EXCERPTED RECORDS:
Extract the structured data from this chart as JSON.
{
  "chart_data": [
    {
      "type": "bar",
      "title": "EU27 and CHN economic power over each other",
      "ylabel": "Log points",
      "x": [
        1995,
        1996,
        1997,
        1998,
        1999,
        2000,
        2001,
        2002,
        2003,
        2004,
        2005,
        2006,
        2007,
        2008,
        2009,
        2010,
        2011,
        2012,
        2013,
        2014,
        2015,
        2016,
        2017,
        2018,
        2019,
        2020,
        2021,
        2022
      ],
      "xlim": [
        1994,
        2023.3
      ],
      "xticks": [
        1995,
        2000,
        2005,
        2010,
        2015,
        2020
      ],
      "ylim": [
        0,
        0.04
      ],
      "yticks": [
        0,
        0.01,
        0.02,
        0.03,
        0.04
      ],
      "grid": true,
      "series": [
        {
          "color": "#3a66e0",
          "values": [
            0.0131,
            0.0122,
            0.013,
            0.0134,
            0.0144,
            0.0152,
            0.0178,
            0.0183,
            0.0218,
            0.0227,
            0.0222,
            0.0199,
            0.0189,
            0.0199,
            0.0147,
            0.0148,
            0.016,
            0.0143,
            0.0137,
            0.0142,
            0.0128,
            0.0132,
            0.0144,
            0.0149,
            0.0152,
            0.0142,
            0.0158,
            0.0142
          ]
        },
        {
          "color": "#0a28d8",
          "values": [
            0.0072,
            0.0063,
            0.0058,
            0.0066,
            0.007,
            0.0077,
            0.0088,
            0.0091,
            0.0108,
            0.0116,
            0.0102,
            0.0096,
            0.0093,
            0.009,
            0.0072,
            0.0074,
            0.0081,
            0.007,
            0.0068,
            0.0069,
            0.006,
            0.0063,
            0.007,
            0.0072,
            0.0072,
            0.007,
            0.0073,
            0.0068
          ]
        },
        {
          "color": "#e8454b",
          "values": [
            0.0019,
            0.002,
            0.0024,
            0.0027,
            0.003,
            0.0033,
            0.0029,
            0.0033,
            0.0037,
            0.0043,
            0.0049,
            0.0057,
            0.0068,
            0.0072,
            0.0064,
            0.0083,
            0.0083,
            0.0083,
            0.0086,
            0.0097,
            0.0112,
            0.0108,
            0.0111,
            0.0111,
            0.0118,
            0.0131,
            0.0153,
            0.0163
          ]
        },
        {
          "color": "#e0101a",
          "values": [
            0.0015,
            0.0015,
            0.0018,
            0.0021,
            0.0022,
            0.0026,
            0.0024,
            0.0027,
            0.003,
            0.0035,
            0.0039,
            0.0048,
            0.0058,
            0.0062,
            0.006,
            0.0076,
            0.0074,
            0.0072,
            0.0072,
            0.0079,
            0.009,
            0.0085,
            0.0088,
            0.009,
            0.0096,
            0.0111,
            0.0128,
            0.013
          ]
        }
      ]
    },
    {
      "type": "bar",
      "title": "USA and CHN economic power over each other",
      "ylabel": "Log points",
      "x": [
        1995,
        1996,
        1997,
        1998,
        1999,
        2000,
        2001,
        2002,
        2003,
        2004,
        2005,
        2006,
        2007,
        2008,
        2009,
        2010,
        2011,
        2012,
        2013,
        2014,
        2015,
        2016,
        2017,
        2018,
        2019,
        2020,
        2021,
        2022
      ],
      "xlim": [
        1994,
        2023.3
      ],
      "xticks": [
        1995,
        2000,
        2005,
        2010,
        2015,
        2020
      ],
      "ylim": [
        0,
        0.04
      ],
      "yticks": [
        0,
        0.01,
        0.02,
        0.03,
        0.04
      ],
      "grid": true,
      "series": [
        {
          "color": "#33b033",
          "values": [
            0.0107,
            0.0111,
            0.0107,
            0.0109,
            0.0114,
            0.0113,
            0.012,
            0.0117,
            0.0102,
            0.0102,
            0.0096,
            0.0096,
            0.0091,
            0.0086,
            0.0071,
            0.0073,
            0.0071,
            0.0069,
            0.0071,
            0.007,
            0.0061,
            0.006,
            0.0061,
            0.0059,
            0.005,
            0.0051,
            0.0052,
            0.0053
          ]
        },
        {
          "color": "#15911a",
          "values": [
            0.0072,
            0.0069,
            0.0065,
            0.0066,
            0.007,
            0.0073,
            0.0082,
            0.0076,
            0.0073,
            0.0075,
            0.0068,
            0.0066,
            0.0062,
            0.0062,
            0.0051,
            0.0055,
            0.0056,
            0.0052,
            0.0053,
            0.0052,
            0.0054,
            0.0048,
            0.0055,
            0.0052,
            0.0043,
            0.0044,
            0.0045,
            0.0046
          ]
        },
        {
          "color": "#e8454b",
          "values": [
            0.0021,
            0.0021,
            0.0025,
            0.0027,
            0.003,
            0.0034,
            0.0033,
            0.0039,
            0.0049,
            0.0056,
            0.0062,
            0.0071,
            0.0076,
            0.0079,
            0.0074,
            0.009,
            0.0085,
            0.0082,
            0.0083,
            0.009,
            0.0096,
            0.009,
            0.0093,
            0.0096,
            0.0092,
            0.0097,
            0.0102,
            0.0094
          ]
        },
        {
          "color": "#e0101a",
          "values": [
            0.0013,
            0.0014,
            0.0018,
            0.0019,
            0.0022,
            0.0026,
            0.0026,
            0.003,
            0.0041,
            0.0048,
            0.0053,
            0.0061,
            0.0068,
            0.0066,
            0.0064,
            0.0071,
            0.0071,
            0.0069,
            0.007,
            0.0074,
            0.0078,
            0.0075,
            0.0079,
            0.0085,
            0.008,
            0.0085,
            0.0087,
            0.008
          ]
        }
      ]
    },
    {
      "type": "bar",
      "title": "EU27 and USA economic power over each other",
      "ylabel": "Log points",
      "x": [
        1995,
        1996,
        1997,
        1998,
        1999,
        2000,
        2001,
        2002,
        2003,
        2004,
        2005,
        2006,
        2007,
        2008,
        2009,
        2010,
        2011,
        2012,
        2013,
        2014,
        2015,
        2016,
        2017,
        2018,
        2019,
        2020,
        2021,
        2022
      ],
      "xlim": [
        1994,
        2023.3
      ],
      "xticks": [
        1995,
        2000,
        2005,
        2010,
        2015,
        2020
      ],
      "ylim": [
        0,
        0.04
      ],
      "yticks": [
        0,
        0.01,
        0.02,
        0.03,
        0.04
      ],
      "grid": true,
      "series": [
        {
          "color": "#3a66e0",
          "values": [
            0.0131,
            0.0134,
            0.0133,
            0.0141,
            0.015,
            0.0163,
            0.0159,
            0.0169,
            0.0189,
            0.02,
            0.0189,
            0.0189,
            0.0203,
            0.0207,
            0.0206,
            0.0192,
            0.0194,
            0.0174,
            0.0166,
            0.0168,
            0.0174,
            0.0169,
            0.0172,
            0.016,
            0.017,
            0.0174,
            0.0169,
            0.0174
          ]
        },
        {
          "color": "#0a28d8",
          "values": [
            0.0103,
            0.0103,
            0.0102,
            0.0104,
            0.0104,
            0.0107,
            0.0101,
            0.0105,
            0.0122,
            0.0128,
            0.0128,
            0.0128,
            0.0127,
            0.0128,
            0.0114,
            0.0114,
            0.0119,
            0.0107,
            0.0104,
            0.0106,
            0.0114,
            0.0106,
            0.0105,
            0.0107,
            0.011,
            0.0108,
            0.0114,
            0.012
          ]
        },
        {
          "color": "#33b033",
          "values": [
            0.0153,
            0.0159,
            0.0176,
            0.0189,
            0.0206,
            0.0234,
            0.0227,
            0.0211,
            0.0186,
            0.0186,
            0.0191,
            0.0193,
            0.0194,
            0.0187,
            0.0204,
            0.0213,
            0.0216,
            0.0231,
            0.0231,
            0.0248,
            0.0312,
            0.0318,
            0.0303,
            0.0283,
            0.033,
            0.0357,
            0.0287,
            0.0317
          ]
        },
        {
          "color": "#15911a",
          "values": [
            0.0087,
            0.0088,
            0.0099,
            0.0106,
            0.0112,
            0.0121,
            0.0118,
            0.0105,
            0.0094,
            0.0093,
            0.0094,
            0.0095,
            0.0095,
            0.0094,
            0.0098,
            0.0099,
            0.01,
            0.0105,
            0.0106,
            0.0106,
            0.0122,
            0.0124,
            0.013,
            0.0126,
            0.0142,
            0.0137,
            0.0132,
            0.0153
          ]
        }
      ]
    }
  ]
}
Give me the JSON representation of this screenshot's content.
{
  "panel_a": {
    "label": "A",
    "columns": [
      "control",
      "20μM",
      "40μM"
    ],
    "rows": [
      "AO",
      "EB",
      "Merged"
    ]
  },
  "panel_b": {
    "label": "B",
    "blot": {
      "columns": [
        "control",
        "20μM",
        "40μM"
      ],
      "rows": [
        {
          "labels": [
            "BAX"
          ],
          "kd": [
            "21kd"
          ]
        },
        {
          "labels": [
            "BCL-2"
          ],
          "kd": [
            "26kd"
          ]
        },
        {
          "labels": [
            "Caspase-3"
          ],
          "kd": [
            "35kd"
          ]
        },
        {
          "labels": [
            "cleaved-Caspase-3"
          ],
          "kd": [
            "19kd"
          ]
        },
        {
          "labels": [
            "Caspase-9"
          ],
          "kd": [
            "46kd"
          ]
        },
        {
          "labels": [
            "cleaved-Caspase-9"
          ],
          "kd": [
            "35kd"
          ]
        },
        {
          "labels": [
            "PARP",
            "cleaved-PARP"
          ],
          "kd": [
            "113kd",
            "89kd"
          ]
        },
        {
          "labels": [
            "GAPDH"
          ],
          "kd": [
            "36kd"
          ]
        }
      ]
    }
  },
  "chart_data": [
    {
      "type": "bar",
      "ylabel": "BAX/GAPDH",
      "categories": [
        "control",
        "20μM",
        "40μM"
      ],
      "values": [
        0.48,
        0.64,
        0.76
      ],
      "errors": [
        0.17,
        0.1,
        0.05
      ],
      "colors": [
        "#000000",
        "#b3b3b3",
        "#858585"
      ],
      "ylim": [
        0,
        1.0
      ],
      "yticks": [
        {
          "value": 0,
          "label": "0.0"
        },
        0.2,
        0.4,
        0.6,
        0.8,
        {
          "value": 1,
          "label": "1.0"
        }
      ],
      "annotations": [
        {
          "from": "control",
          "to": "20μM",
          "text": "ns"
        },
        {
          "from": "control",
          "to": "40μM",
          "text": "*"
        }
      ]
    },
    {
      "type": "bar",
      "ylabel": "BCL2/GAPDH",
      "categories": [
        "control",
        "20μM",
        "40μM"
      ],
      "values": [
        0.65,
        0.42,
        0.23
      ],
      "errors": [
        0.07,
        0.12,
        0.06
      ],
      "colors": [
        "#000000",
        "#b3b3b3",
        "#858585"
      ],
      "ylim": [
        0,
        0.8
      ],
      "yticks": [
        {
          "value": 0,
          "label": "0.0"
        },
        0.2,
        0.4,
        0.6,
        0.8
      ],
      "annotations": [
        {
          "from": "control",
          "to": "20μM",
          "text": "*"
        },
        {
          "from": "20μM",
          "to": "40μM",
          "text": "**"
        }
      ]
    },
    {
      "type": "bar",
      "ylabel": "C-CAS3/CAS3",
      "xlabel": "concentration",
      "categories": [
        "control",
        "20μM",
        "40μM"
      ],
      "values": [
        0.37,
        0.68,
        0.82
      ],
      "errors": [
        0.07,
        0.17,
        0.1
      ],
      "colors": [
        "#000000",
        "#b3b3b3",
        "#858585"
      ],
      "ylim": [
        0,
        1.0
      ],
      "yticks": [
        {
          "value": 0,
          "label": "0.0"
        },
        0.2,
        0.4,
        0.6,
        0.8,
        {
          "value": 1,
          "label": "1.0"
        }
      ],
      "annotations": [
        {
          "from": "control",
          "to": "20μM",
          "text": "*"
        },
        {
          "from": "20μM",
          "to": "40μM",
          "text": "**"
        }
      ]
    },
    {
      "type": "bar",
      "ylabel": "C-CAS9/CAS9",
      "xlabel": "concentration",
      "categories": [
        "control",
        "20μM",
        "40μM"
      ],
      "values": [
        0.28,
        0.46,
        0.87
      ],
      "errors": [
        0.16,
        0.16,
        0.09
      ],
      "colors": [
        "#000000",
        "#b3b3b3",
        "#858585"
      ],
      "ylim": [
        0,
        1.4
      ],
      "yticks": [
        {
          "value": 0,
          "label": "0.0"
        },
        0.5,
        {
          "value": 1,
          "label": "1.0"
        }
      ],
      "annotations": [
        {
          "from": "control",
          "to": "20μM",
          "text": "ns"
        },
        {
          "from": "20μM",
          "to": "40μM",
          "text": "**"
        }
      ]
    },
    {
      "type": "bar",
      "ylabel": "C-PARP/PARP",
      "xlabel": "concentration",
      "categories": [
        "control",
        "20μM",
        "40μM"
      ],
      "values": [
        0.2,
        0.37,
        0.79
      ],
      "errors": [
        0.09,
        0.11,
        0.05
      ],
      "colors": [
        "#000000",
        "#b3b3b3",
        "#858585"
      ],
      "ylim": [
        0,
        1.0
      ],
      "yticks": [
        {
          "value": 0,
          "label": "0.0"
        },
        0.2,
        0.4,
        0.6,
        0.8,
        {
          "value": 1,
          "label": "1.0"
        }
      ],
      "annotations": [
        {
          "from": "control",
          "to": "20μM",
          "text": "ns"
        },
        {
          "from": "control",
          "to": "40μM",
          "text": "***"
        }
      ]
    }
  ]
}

WHAT NEEDS TO BE DONE:
Return only the count of lines in the records that hold the word "other".

FULL OUTPUT:
3